## EXERCISE DESCRIPTION
Print the complete set of entries exactly.

## TASK INPUT
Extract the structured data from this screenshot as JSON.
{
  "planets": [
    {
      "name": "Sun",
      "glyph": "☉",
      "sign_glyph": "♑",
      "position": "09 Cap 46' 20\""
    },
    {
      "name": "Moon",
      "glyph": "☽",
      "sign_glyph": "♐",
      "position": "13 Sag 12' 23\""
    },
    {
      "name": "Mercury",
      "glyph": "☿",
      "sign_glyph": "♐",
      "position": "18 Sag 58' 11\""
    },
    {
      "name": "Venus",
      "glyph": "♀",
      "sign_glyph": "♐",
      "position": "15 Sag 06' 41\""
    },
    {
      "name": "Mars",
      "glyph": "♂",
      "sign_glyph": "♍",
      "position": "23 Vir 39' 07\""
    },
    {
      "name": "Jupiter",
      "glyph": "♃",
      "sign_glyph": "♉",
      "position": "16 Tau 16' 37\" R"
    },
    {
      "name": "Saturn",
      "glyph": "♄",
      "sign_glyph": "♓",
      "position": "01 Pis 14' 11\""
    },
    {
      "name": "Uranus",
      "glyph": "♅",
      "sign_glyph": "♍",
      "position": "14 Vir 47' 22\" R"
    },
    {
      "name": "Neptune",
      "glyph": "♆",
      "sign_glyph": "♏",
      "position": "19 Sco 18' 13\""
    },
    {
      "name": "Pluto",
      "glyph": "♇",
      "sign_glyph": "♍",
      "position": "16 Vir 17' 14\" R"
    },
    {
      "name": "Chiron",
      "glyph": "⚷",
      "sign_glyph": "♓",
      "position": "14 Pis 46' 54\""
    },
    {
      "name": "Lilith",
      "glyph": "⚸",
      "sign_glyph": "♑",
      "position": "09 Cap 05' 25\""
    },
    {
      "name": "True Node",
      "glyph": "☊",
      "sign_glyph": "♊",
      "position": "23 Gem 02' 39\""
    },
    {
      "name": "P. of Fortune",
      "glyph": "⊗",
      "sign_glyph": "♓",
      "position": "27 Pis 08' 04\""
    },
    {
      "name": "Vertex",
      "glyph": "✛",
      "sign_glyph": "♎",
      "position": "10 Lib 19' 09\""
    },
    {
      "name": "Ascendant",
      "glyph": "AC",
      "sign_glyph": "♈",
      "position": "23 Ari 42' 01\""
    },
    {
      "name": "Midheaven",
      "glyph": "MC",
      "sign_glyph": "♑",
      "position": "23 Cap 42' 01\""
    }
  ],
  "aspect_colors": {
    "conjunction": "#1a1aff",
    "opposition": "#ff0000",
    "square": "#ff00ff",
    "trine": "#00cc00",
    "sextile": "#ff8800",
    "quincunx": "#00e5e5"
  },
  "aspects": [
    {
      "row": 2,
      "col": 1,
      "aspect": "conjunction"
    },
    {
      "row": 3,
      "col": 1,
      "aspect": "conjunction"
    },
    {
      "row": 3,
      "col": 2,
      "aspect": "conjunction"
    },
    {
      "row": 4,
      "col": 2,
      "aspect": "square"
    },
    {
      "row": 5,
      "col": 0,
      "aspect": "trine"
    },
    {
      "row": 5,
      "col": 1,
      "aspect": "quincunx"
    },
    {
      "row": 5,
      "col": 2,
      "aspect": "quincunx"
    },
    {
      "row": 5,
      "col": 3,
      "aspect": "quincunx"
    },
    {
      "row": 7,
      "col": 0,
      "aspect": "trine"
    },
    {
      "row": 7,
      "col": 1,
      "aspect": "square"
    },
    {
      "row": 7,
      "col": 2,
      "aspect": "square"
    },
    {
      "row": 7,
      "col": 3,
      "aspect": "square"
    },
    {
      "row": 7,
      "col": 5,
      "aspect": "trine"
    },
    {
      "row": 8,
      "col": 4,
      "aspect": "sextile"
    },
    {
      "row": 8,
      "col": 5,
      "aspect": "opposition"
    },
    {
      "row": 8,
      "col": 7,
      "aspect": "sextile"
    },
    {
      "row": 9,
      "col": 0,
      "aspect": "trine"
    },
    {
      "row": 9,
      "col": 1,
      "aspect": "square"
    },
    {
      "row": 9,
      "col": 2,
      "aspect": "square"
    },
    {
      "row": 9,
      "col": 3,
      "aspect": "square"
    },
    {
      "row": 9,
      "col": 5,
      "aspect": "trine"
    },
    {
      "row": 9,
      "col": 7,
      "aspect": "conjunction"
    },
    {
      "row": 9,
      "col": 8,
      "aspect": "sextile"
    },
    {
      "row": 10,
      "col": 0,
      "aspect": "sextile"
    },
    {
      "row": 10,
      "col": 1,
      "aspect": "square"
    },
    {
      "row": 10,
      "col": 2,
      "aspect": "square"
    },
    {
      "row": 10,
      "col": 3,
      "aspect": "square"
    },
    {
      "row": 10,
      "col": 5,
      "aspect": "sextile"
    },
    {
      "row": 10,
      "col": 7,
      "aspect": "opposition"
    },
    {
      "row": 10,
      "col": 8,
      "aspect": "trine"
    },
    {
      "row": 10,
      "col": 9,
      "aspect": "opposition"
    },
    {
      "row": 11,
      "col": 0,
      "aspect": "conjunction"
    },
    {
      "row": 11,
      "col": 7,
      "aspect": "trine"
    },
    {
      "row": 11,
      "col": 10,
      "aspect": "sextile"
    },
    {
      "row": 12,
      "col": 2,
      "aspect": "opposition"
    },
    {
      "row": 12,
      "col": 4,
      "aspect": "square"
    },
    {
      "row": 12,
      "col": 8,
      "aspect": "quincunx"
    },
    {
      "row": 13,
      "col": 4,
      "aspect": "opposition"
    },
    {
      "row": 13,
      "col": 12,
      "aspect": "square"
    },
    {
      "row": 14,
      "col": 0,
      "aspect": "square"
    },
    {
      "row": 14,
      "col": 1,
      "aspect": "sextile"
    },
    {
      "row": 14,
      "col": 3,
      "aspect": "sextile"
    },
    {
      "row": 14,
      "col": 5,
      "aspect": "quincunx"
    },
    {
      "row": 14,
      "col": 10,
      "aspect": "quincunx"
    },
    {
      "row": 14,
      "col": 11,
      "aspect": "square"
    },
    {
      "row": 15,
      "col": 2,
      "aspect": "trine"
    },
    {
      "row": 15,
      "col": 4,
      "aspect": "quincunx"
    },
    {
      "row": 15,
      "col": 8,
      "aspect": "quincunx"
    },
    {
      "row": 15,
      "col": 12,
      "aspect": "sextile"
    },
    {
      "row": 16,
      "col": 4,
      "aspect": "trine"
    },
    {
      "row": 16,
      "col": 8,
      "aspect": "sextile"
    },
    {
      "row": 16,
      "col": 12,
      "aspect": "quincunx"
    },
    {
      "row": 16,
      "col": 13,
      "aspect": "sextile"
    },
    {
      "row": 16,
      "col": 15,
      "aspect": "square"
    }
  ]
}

## SOLVED EXERCISE
Extract the structured data from this screenshot as JSON.
{
  "planets": [
    {
      "name": "Sun",
      "glyph": "☉",
      "sign_glyph": "♑",
      "position": "09 Cap 46' 20\""
    },
    {
      "name": "Moon",
      "glyph": "☽",
      "sign_glyph": "♐",
      "position": "13 Sag 12' 23\""
    },
    {
      "name": "Mercury",
      "glyph": "☿",
      "sign_glyph": "♐",
      "position": "18 Sag 58' 11\""
    },
    {
      "name": "Venus",
      "glyph": "♀",
      "sign_glyph": "♐",
      "position": "15 Sag 06' 41\""
    },
    {
      "name": "Mars",
      "glyph": "♂",
      "sign_glyph": "♍",
      "position": "23 Vir 39' 07\""
    },
    {
      "name": "Jupiter",
      "glyph": "♃",
      "sign_glyph": "♉",
      "position": "16 Tau 16' 37\" R"
    },
    {
      "name": "Saturn",
      "glyph": "♄",
      "sign_glyph": "♓",
      "position": "01 Pis 14' 11\""
    },
    {
      "name": "Uranus",
      "glyph": "♅",
      "sign_glyph": "♍",
      "position": "14 Vir 47' 22\" R"
    },
    {
      "name": "Neptune",
      "glyph": "♆",
      "sign_glyph": "♏",
      "position": "19 Sco 18' 13\""
    },
    {
      "name": "Pluto",
      "glyph": "♇",
      "sign_glyph": "♍",
      "position": "16 Vir 17' 14\" R"
    },
    {
      "name": "Chiron",
      "glyph": "⚷",
      "sign_glyph": "♓",
      "position": "14 Pis 46' 54\""
    },
    {
      "name": "Lilith",
      "glyph": "⚸",
      "sign_glyph": "♑",
      "position": "09 Cap 05' 25\""
    },
    {
      "name": "True Node",
      "glyph": "☊",
      "sign_glyph": "♊",
      "position": "23 Gem 02' 39\""
    },
    {
      "name": "P. of Fortune",
      "glyph": "⊗",
      "sign_glyph": "♓",
      "position": "27 Pis 08' 04\""
    },
    {
      "name": "Vertex",
      "glyph": "✛",
      "sign_glyph": "♎",
      "position": "10 Lib 19' 09\""
    },
    {
      "name": "Ascendant",
      "glyph": "AC",
      "sign_glyph": "♈",
      "position": "23 Ari 42' 01\""
    },
    {
      "name": "Midheaven",
      "glyph": "MC",
      "sign_glyph": "♑",
      "position": "23 Cap 42' 01\""
    }
  ],
  "aspect_colors": {
    "conjunction": "#1a1aff",
    "opposition": "#ff0000",
    "square": "#ff00ff",
    "trine": "#00cc00",
    "sextile": "#ff8800",
    "quincunx": "#00e5e5"
  },
  "aspects": [
    {
      "row": 2,
      "col": 1,
      "aspect": "conjunction"
    },
    {
      "row": 3,
      "col": 1,
      "aspect": "conjunction"
    },
    {
      "row": 3,
      "col": 2,
      "aspect": "conjunction"
    },
    {
      "row": 4,
      "col": 2,
      "aspect": "square"
    },
    {
      "row": 5,
      "col": 0,
      "aspect": "trine"
    },
    {
      "row": 5,
      "col": 1,
      "aspect": "quincunx"
    },
    {
      "row": 5,
      "col": 2,
      "aspect": "quincunx"
    },
    {
      "row": 5,
      "col": 3,
      "aspect": "quincunx"
    },
    {
      "row": 7,
      "col": 0,
      "aspect": "trine"
    },
    {
      "row": 7,
      "col": 1,
      "aspect": "square"
    },
    {
      "row": 7,
      "col": 2,
      "aspect": "square"
    },
    {
      "row": 7,
      "col": 3,
      "aspect": "square"
    },
    {
      "row": 7,
      "col": 5,
      "aspect": "trine"
    },
    {
      "row": 8,
      "col": 4,
      "aspect": "sextile"
    },
    {
      "row": 8,
      "col": 5,
      "aspect": "opposition"
    },
    {
      "row": 8,
      "col": 7,
      "aspect": "sextile"
    },
    {
      "row": 9,
      "col": 0,
      "aspect": "trine"
    },
    {
      "row": 9,
      "col": 1,
      "aspect": "square"
    },
    {
      "row": 9,
      "col": 2,
      "aspect": "square"
    },
    {
      "row": 9,
      "col": 3,
      "aspect": "square"
    },
    {
      "row": 9,
      "col": 5,
      "aspect": "trine"
    },
    {
      "row": 9,
      "col": 7,
      "aspect": "conjunction"
    },
    {
      "row": 9,
      "col": 8,
      "aspect": "sextile"
    },
    {
      "row": 10,
      "col": 0,
      "aspect": "sextile"
    },
    {
      "row": 10,
      "col": 1,
      "aspect": "square"
    },
    {
      "row": 10,
      "col": 2,
      "aspect": "square"
    },
    {
      "row": 10,
      "col": 3,
      "aspect": "square"
    },
    {
      "row": 10,
      "col": 5,
      "aspect": "sextile"
    },
    {
      "row": 10,
      "col": 7,
      "aspect": "opposition"
    },
    {
      "row": 10,
      "col": 8,
      "aspect": "trine"
    },
    {
      "row": 10,
      "col": 9,
      "aspect": "opposition"
    },
    {
      "row": 11,
      "col": 0,
      "aspect": "conjunction"
    },
    {
      "row": 11,
      "col": 7,
      "aspect": "trine"
    },
    {
      "row": 11,
      "col": 10,
      "aspect": "sextile"
    },
    {
      "row": 12,
      "col": 2,
      "aspect": "opposition"
    },
    {
      "row": 12,
      "col": 4,
      "aspect": "square"
    },
    {
      "row": 12,
      "col": 8,
      "aspect": "quincunx"
    },
    {
      "row": 13,
      "col": 4,
      "aspect": "opposition"
    },
    {
      "row": 13,
      "col": 12,
      "aspect": "square"
    },
    {
      "row": 14,
      "col": 0,
      "aspect": "square"
    },
    {
      "row": 14,
      "col": 1,
      "aspect": "sextile"
    },
    {
      "row": 14,
      "col": 3,
      "aspect": "sextile"
    },
    {
      "row": 14,
      "col": 5,
      "aspect": "quincunx"
    },
    {
      "row": 14,
      "col": 10,
      "aspect": "quincunx"
    },
    {
      "row": 14,
      "col": 11,
      "aspect": "square"
    },
    {
      "row": 15,
      "col": 2,
      "aspect": "trine"
    },
    {
      "row": 15,
      "col": 4,
      "aspect": "quincunx"
    },
    {
      "row": 15,
      "col": 8,
      "aspect": "quincunx"
    },
    {
      "row": 15,
      "col": 12,
      "aspect": "sextile"
    },
    {
      "row": 16,
      "col": 4,
      "aspect": "trine"
    },
    {
      "row": 16,
      "col": 8,
      "aspect": "sextile"
    },
    {
      "row": 16,
      "col": 12,
      "aspect": "quincunx"
    },
    {
      "row": 16,
      "col": 13,
      "aspect": "sextile"
    },
    {
      "row": 16,
      "col": 15,
      "aspect": "square"
    }
  ]
}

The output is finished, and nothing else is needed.